■ The request: Go through the records and extract every line with the word "WASC".
** START Provided information **
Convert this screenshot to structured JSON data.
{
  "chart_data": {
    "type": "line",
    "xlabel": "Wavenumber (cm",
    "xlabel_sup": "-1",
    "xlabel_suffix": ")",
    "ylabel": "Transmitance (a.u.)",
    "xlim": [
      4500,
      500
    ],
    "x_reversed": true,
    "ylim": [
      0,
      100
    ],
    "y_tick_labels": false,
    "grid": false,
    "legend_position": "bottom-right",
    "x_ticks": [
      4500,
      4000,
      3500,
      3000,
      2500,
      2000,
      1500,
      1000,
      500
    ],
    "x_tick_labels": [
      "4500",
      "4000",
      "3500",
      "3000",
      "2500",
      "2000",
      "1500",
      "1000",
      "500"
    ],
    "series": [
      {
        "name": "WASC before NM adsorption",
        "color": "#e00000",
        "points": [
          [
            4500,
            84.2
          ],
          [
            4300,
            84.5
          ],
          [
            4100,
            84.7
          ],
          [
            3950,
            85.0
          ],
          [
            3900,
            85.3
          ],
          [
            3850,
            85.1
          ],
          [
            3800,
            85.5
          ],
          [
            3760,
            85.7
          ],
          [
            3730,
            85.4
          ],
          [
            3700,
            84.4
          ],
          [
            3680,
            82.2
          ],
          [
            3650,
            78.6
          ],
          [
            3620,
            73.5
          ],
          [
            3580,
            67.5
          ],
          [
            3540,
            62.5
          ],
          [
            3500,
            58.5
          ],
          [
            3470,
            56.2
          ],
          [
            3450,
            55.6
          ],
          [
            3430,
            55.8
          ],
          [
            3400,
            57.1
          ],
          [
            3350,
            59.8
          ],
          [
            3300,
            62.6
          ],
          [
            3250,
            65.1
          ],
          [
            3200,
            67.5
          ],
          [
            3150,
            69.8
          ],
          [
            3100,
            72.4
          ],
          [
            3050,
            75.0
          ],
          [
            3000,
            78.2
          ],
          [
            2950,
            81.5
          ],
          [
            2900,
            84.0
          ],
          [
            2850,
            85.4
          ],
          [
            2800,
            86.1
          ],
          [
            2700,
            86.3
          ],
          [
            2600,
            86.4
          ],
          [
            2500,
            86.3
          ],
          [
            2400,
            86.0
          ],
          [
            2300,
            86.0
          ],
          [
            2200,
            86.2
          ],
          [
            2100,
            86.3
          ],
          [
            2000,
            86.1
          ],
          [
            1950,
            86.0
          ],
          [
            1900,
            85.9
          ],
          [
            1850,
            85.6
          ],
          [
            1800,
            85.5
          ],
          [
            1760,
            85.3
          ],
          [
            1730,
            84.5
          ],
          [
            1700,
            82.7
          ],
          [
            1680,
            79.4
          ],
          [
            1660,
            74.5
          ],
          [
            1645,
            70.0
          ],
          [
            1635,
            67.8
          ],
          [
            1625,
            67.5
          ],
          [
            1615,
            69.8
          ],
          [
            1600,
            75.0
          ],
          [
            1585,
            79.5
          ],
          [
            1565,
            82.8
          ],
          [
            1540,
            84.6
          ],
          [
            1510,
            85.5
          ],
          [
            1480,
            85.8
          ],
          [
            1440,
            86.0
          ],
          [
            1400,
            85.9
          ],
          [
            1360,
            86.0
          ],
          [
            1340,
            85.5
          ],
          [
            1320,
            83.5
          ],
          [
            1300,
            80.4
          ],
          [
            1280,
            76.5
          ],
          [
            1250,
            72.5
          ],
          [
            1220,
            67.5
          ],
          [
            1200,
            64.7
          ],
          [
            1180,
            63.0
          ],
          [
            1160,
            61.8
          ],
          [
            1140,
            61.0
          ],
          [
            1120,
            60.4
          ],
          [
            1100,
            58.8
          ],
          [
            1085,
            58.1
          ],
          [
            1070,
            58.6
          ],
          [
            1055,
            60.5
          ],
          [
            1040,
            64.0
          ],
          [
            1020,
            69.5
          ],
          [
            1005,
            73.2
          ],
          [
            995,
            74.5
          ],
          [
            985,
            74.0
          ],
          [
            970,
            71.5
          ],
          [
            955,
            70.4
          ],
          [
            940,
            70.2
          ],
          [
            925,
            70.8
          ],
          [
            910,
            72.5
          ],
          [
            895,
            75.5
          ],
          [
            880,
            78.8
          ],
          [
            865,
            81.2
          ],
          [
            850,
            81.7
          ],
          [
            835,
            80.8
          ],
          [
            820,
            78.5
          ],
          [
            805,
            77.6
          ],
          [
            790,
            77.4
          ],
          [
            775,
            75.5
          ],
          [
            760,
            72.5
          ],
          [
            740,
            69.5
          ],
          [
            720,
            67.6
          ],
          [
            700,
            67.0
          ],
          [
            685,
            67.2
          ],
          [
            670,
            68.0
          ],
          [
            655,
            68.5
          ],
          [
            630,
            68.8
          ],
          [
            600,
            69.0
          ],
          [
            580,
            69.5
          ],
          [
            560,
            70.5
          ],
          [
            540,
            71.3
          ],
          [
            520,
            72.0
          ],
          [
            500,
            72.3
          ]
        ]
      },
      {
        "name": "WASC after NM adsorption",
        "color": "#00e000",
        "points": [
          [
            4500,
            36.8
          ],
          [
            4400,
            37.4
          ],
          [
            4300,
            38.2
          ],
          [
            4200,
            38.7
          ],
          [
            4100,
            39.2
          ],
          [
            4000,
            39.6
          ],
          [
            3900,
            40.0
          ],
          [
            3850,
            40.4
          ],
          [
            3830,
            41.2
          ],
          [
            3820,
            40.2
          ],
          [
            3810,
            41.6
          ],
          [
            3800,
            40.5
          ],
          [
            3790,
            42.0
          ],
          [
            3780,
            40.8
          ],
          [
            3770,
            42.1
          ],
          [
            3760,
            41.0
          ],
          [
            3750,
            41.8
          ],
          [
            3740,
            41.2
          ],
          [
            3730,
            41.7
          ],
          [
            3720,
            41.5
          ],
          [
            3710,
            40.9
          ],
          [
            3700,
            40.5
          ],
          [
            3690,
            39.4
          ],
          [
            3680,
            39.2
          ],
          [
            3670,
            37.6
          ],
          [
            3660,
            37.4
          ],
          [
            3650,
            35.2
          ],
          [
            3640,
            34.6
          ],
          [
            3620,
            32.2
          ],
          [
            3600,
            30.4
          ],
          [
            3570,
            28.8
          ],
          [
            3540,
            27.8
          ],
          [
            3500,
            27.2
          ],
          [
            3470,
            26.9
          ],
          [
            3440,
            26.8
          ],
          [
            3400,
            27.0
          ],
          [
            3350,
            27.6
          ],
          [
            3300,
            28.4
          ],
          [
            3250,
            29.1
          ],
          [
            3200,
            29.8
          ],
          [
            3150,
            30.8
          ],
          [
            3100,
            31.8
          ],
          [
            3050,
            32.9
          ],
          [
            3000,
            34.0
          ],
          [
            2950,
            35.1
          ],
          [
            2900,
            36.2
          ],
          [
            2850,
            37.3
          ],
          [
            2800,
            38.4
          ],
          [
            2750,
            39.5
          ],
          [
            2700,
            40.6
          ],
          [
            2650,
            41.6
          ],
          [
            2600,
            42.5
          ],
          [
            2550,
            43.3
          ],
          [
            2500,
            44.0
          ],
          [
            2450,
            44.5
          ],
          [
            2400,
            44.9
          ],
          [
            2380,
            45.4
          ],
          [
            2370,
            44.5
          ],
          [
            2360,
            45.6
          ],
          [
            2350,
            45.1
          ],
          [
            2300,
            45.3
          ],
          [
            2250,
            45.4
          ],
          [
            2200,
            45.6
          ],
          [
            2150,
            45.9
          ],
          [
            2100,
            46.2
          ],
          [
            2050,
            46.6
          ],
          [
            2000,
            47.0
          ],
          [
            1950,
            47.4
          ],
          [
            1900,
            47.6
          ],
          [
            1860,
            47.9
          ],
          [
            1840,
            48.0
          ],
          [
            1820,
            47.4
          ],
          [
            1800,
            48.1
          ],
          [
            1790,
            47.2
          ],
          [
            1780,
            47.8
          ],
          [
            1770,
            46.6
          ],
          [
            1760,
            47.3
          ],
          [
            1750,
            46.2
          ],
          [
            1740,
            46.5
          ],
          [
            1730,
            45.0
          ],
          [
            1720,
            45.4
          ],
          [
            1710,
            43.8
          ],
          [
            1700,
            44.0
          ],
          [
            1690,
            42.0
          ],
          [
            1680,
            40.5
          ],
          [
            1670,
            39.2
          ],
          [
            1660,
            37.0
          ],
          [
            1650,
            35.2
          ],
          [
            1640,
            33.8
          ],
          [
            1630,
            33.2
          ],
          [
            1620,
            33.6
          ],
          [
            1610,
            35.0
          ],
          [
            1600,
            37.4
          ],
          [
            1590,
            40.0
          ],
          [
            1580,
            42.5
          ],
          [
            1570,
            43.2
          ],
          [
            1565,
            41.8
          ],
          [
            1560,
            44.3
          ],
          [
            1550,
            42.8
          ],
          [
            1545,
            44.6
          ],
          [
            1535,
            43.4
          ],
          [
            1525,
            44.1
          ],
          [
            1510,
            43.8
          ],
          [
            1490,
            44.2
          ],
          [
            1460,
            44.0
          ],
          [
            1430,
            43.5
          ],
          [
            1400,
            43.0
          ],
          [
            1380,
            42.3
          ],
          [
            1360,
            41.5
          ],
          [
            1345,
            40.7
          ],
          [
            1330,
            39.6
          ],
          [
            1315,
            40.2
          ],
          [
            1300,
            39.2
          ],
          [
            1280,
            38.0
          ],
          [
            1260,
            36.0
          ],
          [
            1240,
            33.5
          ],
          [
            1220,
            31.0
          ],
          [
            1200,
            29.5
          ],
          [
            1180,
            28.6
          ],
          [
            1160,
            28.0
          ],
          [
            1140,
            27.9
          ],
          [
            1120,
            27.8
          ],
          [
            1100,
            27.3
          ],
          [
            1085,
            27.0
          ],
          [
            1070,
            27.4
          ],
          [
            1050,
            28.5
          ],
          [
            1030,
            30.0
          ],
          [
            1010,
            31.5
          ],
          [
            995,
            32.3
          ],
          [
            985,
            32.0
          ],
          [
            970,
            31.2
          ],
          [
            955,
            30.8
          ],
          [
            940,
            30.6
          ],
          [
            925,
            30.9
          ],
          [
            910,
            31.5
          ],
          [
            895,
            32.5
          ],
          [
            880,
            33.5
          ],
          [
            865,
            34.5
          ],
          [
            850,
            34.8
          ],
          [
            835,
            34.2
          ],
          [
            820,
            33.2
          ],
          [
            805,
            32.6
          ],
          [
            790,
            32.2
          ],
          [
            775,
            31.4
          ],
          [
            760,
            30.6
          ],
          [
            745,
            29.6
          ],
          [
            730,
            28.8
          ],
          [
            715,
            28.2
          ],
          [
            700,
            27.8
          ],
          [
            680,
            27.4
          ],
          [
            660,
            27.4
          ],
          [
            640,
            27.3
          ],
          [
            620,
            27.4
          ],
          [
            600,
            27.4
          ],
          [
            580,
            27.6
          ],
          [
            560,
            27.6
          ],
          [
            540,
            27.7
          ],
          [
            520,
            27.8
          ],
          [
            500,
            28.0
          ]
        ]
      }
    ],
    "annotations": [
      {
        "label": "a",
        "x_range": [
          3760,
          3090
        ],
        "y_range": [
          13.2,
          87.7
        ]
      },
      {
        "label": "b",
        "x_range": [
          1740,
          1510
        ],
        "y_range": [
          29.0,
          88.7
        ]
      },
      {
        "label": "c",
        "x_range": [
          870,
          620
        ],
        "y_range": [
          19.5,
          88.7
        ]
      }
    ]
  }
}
** END Provided information **
■ Answer:
        "name": "WASC before NM adsorption",
        "name": "WASC after NM adsorption",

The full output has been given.